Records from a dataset
_ _ _ _ _ _ _

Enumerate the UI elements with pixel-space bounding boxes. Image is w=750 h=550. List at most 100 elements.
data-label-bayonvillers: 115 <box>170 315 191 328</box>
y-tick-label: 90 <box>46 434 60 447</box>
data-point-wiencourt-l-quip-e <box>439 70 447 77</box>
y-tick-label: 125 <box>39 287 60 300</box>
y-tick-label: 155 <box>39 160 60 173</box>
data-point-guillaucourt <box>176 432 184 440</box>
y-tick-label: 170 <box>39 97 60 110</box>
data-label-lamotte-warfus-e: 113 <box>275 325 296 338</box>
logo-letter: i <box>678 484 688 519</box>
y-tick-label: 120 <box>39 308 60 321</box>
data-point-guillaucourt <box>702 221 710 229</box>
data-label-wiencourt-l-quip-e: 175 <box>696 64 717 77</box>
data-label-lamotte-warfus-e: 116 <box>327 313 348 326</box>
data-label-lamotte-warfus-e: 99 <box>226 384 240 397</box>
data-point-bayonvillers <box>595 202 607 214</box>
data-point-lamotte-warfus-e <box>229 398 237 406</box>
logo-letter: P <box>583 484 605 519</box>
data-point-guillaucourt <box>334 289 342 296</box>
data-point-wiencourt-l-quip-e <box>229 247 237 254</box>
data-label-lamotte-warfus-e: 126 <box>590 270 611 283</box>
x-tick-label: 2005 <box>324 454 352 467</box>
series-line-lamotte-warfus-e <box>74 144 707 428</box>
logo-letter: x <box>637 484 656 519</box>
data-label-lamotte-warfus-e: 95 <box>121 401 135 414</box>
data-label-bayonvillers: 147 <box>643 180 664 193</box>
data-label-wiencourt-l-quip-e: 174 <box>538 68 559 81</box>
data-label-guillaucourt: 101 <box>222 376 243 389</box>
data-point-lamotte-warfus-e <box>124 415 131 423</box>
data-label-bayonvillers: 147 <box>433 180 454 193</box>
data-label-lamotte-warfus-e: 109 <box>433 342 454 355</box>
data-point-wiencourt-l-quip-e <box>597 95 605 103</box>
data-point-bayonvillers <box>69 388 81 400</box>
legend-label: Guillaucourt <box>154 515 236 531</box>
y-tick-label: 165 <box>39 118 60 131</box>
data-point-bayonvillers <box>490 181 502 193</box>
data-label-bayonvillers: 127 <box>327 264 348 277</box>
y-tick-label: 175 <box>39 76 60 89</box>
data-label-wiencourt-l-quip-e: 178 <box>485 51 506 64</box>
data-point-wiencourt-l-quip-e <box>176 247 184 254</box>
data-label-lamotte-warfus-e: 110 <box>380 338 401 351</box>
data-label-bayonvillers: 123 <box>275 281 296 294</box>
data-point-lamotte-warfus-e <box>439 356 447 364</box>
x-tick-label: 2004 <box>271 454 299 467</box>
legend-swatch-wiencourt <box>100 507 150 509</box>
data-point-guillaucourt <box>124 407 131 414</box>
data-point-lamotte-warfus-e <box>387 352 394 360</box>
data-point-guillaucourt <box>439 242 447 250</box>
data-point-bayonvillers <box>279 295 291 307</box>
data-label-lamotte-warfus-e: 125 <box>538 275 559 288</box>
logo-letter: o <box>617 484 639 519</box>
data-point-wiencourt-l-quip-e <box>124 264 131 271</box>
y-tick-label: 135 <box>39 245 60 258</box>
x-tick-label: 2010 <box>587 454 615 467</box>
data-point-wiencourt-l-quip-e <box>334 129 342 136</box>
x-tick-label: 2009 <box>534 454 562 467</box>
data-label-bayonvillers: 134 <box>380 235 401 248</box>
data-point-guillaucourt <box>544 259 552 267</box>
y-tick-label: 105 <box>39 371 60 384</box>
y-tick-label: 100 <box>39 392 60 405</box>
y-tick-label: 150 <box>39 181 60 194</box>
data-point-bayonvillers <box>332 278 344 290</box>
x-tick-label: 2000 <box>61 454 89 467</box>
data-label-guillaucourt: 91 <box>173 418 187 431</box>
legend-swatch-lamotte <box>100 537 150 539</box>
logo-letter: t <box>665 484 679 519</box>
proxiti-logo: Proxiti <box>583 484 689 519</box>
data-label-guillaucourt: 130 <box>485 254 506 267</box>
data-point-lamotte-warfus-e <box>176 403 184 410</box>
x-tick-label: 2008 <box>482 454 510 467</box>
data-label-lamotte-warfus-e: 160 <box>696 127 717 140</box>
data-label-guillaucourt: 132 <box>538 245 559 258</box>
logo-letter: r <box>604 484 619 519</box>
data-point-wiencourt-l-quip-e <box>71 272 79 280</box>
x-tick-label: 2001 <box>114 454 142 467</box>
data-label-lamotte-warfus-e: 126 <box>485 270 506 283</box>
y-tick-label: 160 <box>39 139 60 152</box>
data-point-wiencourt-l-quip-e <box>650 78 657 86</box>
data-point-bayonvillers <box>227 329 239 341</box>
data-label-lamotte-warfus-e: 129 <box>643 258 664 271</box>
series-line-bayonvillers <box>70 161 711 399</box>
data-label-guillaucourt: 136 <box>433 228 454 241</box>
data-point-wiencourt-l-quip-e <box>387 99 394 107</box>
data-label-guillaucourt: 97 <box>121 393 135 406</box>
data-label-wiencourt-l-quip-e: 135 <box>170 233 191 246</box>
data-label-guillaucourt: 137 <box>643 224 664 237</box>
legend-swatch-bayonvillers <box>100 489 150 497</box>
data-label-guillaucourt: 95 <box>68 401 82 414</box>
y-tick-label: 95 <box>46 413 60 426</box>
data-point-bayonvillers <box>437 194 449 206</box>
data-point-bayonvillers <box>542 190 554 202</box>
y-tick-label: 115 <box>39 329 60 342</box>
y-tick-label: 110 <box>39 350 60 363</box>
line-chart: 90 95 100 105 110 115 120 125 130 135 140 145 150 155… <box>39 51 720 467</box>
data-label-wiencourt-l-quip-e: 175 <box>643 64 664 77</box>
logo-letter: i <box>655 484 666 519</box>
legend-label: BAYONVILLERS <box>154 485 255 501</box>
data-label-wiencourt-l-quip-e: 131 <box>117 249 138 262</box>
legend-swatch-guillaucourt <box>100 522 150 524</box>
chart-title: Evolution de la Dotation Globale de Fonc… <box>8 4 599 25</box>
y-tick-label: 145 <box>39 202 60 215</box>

_ _ _ _ _ _ _

§ **WHAT THIS TASK INVOLVES**:
Reproduce every line of the records above word for word, changing nothing.

§ **TASK ANSWER**:
Enumerate the UI elements with pixel-space bounding boxes. Image is w=750 h=550. List at most 100 elements.
data-label-bayonvillers: 115 <box>170 315 191 328</box>
y-tick-label: 90 <box>46 434 60 447</box>
data-point-wiencourt-l-quip-e <box>439 70 447 77</box>
y-tick-label: 125 <box>39 287 60 300</box>
y-tick-label: 155 <box>39 160 60 173</box>
data-point-guillaucourt <box>176 432 184 440</box>
y-tick-label: 170 <box>39 97 60 110</box>
data-label-lamotte-warfus-e: 113 <box>275 325 296 338</box>
logo-letter: i <box>678 484 688 519</box>
y-tick-label: 120 <box>39 308 60 321</box>
data-point-guillaucourt <box>702 221 710 229</box>
data-label-wiencourt-l-quip-e: 175 <box>696 64 717 77</box>
data-label-lamotte-warfus-e: 116 <box>327 313 348 326</box>
data-label-lamotte-warfus-e: 99 <box>226 384 240 397</box>
data-point-bayonvillers <box>595 202 607 214</box>
data-point-lamotte-warfus-e <box>229 398 237 406</box>
logo-letter: P <box>583 484 605 519</box>
data-point-guillaucourt <box>334 289 342 296</box>
data-point-wiencourt-l-quip-e <box>229 247 237 254</box>
data-label-lamotte-warfus-e: 126 <box>590 270 611 283</box>
x-tick-label: 2005 <box>324 454 352 467</box>
series-line-lamotte-warfus-e <box>74 144 707 428</box>
logo-letter: x <box>637 484 656 519</box>
data-label-lamotte-warfus-e: 95 <box>121 401 135 414</box>
data-label-bayonvillers: 147 <box>643 180 664 193</box>
data-label-wiencourt-l-quip-e: 174 <box>538 68 559 81</box>
data-label-guillaucourt: 101 <box>222 376 243 389</box>
data-point-lamotte-warfus-e <box>124 415 131 423</box>
data-label-bayonvillers: 147 <box>433 180 454 193</box>
data-label-lamotte-warfus-e: 109 <box>433 342 454 355</box>
data-point-wiencourt-l-quip-e <box>597 95 605 103</box>
data-point-bayonvillers <box>69 388 81 400</box>
legend-label: Guillaucourt <box>154 515 236 531</box>
y-tick-label: 165 <box>39 118 60 131</box>
data-point-bayonvillers <box>490 181 502 193</box>
data-label-bayonvillers: 127 <box>327 264 348 277</box>
y-tick-label: 175 <box>39 76 60 89</box>
data-label-wiencourt-l-quip-e: 178 <box>485 51 506 64</box>
data-point-wiencourt-l-quip-e <box>176 247 184 254</box>
data-label-lamotte-warfus-e: 110 <box>380 338 401 351</box>
data-label-bayonvillers: 123 <box>275 281 296 294</box>
data-point-lamotte-warfus-e <box>439 356 447 364</box>
x-tick-label: 2004 <box>271 454 299 467</box>
legend-swatch-wiencourt <box>100 507 150 509</box>
data-point-guillaucourt <box>124 407 131 414</box>
data-point-lamotte-warfus-e <box>387 352 394 360</box>
data-point-guillaucourt <box>439 242 447 250</box>
data-point-bayonvillers <box>279 295 291 307</box>
data-label-lamotte-warfus-e: 125 <box>538 275 559 288</box>
logo-letter: o <box>617 484 639 519</box>
data-point-wiencourt-l-quip-e <box>124 264 131 271</box>
y-tick-label: 135 <box>39 245 60 258</box>
x-tick-label: 2010 <box>587 454 615 467</box>
data-point-wiencourt-l-quip-e <box>334 129 342 136</box>
x-tick-label: 2009 <box>534 454 562 467</box>
data-label-bayonvillers: 134 <box>380 235 401 248</box>
data-point-guillaucourt <box>544 259 552 267</box>
y-tick-label: 105 <box>39 371 60 384</box>
y-tick-label: 100 <box>39 392 60 405</box>
y-tick-label: 150 <box>39 181 60 194</box>
data-point-bayonvillers <box>332 278 344 290</box>
x-tick-label: 2000 <box>61 454 89 467</box>
data-label-guillaucourt: 91 <box>173 418 187 431</box>
legend-swatch-lamotte <box>100 537 150 539</box>
logo-letter: t <box>665 484 679 519</box>
proxiti-logo: Proxiti <box>583 484 689 519</box>
data-label-guillaucourt: 130 <box>485 254 506 267</box>
data-point-lamotte-warfus-e <box>176 403 184 410</box>
x-tick-label: 2008 <box>482 454 510 467</box>
data-label-lamotte-warfus-e: 160 <box>696 127 717 140</box>
data-label-guillaucourt: 132 <box>538 245 559 258</box>
logo-letter: r <box>604 484 619 519</box>
data-point-wiencourt-l-quip-e <box>71 272 79 280</box>
x-tick-label: 2001 <box>114 454 142 467</box>
data-label-lamotte-warfus-e: 126 <box>485 270 506 283</box>
y-tick-label: 160 <box>39 139 60 152</box>
data-point-wiencourt-l-quip-e <box>650 78 657 86</box>
data-point-bayonvillers <box>227 329 239 341</box>
data-label-lamotte-warfus-e: 129 <box>643 258 664 271</box>
series-line-bayonvillers <box>70 161 711 399</box>
data-label-guillaucourt: 136 <box>433 228 454 241</box>
data-point-wiencourt-l-quip-e <box>387 99 394 107</box>
data-label-guillaucourt: 97 <box>121 393 135 406</box>
data-label-wiencourt-l-quip-e: 135 <box>170 233 191 246</box>
data-label-guillaucourt: 137 <box>643 224 664 237</box>
legend-swatch-bayonvillers <box>100 489 150 497</box>
data-label-guillaucourt: 95 <box>68 401 82 414</box>
y-tick-label: 95 <box>46 413 60 426</box>
data-point-bayonvillers <box>437 194 449 206</box>
data-point-bayonvillers <box>542 190 554 202</box>
y-tick-label: 115 <box>39 329 60 342</box>
y-tick-label: 110 <box>39 350 60 363</box>
line-chart: 90 95 100 105 110 115 120 125 130 135 140 145 150 155… <box>39 51 720 467</box>
data-label-wiencourt-l-quip-e: 175 <box>643 64 664 77</box>
logo-letter: i <box>655 484 666 519</box>
legend-label: BAYONVILLERS <box>154 485 255 501</box>
data-label-wiencourt-l-quip-e: 131 <box>117 249 138 262</box>
legend-swatch-guillaucourt <box>100 522 150 524</box>
chart-title: Evolution de la Dotation Globale de Fonc… <box>8 4 599 25</box>
y-tick-label: 145 <box>39 202 60 215</box>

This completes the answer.